**The request**. Copy every line from the material below that holds "code".
--- Begin Stored data ---
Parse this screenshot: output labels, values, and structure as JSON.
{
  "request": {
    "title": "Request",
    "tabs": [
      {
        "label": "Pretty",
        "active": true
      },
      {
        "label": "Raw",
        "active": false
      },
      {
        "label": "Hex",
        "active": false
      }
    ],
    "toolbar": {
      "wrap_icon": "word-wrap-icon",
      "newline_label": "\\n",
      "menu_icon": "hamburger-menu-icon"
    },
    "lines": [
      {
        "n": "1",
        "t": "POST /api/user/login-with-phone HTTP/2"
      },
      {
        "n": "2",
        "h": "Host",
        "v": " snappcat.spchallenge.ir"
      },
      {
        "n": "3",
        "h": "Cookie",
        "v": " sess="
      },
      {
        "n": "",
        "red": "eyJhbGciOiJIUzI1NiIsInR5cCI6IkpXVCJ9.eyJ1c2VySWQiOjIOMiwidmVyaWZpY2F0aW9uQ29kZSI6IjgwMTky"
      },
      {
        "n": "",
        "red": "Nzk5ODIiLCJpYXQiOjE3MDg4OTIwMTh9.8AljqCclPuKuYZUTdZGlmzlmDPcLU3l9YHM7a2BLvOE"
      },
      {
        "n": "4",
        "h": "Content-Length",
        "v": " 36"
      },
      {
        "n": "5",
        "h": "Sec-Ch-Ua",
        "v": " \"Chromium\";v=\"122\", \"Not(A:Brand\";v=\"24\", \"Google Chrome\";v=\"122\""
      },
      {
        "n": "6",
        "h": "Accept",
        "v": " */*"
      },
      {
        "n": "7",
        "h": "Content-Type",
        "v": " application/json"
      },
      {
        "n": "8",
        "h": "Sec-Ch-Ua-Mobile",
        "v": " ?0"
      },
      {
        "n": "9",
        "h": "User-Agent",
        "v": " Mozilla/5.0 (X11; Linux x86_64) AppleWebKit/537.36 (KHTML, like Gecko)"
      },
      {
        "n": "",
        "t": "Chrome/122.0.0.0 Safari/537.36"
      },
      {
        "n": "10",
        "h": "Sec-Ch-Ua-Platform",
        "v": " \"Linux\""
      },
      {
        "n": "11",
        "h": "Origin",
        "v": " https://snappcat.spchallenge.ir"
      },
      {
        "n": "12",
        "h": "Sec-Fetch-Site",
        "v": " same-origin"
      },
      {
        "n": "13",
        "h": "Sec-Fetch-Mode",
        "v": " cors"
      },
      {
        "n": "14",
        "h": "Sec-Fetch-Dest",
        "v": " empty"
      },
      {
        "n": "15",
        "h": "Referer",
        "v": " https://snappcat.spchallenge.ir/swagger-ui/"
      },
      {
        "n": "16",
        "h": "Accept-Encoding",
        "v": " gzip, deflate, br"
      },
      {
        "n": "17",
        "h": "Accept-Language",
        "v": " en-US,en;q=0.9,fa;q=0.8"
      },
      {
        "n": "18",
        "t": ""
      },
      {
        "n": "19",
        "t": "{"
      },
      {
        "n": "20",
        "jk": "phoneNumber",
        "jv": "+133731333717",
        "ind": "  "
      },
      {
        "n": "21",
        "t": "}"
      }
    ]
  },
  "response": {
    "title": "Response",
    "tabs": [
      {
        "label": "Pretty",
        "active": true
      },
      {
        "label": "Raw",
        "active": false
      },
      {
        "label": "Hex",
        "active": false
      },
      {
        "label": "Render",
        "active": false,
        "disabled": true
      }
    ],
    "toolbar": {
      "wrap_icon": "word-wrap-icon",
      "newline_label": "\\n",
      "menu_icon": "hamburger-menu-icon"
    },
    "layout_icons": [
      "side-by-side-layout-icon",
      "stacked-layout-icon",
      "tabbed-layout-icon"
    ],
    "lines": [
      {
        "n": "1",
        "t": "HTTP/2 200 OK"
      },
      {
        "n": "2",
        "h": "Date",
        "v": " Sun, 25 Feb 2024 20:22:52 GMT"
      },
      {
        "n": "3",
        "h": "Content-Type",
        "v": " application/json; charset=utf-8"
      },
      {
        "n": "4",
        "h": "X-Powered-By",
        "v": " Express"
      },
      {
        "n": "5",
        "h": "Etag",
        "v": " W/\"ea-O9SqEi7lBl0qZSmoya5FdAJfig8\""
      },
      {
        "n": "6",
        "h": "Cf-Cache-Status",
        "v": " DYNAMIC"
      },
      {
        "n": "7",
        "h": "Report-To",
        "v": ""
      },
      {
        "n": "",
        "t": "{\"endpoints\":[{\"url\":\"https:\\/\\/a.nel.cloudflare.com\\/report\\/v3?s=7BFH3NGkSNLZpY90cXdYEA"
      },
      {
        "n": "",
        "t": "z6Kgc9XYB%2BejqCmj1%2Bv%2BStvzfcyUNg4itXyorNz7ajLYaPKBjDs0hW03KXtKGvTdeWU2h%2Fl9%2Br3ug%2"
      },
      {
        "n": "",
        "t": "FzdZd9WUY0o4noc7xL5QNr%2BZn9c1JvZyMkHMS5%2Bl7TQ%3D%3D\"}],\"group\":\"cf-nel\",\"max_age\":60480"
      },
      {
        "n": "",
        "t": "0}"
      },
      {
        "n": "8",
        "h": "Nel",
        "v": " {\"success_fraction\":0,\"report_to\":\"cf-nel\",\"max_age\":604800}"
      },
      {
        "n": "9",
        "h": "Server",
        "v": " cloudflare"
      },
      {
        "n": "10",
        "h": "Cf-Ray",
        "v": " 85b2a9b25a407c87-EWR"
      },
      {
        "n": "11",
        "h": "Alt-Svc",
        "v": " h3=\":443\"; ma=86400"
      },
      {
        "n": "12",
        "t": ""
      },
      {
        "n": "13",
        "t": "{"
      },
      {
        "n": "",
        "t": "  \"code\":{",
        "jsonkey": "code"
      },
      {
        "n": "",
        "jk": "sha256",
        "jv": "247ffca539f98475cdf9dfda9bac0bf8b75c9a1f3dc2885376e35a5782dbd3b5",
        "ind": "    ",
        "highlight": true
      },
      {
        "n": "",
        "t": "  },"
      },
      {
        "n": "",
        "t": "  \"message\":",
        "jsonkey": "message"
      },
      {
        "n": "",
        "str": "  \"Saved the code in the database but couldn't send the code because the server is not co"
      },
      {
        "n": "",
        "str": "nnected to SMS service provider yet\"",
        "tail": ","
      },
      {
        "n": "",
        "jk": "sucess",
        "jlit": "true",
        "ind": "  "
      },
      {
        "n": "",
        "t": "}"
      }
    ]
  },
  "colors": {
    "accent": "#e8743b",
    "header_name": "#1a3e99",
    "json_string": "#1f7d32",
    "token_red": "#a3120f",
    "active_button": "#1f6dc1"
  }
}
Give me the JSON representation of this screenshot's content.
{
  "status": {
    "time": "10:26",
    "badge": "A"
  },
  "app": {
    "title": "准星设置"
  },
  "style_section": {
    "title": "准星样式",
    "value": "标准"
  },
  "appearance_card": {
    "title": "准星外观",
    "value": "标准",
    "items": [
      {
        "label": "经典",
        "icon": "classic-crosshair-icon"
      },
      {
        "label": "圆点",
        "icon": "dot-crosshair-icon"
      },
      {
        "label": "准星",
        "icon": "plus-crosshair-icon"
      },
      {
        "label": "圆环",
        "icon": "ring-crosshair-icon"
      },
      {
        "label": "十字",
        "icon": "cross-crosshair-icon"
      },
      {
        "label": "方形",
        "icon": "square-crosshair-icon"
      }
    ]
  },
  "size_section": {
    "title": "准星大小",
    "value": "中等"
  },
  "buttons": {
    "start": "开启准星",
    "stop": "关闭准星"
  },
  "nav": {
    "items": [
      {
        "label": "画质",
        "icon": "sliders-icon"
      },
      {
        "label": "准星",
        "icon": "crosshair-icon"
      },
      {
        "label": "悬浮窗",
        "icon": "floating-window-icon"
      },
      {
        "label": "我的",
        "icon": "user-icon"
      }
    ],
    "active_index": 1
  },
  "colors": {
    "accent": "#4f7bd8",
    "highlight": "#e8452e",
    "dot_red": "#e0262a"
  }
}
--- End Stored data ---
**Result of this task**.
        "t": "  \"code\":{",
        "jsonkey": "code"
        "str": "  \"Saved the code in the database but couldn't send the code because the server is not co"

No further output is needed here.